> WRITTEN PROBLEM: All entries are to be given again verbatim.

> SUPPLIED MATERIAL:
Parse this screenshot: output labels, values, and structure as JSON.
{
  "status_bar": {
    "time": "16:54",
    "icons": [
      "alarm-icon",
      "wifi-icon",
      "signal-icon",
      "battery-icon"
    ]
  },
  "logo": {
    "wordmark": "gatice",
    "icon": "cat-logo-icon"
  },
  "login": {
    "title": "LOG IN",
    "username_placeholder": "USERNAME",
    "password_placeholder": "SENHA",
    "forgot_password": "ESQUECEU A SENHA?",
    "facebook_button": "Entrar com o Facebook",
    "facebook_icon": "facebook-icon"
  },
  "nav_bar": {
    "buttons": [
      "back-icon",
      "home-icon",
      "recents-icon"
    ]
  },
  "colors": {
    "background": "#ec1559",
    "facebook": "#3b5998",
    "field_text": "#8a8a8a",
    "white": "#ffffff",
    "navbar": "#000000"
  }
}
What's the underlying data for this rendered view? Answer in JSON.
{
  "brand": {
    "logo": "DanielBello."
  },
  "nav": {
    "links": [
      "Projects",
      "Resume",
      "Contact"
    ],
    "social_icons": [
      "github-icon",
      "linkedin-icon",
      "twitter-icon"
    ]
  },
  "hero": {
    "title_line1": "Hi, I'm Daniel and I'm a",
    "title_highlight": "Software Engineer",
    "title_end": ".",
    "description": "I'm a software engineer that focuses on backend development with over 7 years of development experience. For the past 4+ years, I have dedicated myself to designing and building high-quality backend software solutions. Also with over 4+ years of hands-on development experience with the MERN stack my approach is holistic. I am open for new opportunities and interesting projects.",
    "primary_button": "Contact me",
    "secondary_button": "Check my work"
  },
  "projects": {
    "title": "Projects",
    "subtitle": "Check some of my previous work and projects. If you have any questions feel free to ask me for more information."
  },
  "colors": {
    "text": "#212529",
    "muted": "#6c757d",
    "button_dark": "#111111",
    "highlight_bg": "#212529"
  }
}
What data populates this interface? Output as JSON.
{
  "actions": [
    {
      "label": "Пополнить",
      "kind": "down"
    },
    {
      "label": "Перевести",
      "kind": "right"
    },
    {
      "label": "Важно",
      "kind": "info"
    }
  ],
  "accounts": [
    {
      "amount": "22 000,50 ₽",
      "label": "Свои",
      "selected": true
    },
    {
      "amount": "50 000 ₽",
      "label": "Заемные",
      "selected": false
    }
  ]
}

> RESULT OF THE EXERCISE:
Parse this screenshot: output labels, values, and structure as JSON.
{
  "status_bar": {
    "time": "16:54",
    "icons": [
      "alarm-icon",
      "wifi-icon",
      "signal-icon",
      "battery-icon"
    ]
  },
  "logo": {
    "wordmark": "gatice",
    "icon": "cat-logo-icon"
  },
  "login": {
    "title": "LOG IN",
    "username_placeholder": "USERNAME",
    "password_placeholder": "SENHA",
    "forgot_password": "ESQUECEU A SENHA?",
    "facebook_button": "Entrar com o Facebook",
    "facebook_icon": "facebook-icon"
  },
  "nav_bar": {
    "buttons": [
      "back-icon",
      "home-icon",
      "recents-icon"
    ]
  },
  "colors": {
    "background": "#ec1559",
    "facebook": "#3b5998",
    "field_text": "#8a8a8a",
    "white": "#ffffff",
    "navbar": "#000000"
  }
}
What's the underlying data for this rendered view? Answer in JSON.
{
  "brand": {
    "logo": "DanielBello."
  },
  "nav": {
    "links": [
      "Projects",
      "Resume",
      "Contact"
    ],
    "social_icons": [
      "github-icon",
      "linkedin-icon",
      "twitter-icon"
    ]
  },
  "hero": {
    "title_line1": "Hi, I'm Daniel and I'm a",
    "title_highlight": "Software Engineer",
    "title_end": ".",
    "description": "I'm a software engineer that focuses on backend development with over 7 years of development experience. For the past 4+ years, I have dedicated myself to designing and building high-quality backend software solutions. Also with over 4+ years of hands-on development experience with the MERN stack my approach is holistic. I am open for new opportunities and interesting projects.",
    "primary_button": "Contact me",
    "secondary_button": "Check my work"
  },
  "projects": {
    "title": "Projects",
    "subtitle": "Check some of my previous work and projects. If you have any questions feel free to ask me for more information."
  },
  "colors": {
    "text": "#212529",
    "muted": "#6c757d",
    "button_dark": "#111111",
    "highlight_bg": "#212529"
  }
}
What data populates this interface? Output as JSON.
{
  "actions": [
    {
      "label": "Пополнить",
      "kind": "down"
    },
    {
      "label": "Перевести",
      "kind": "right"
    },
    {
      "label": "Важно",
      "kind": "info"
    }
  ],
  "accounts": [
    {
      "amount": "22 000,50 ₽",
      "label": "Свои",
      "selected": true
    },
    {
      "amount": "50 000 ₽",
      "label": "Заемные",
      "selected": false
    }
  ]
}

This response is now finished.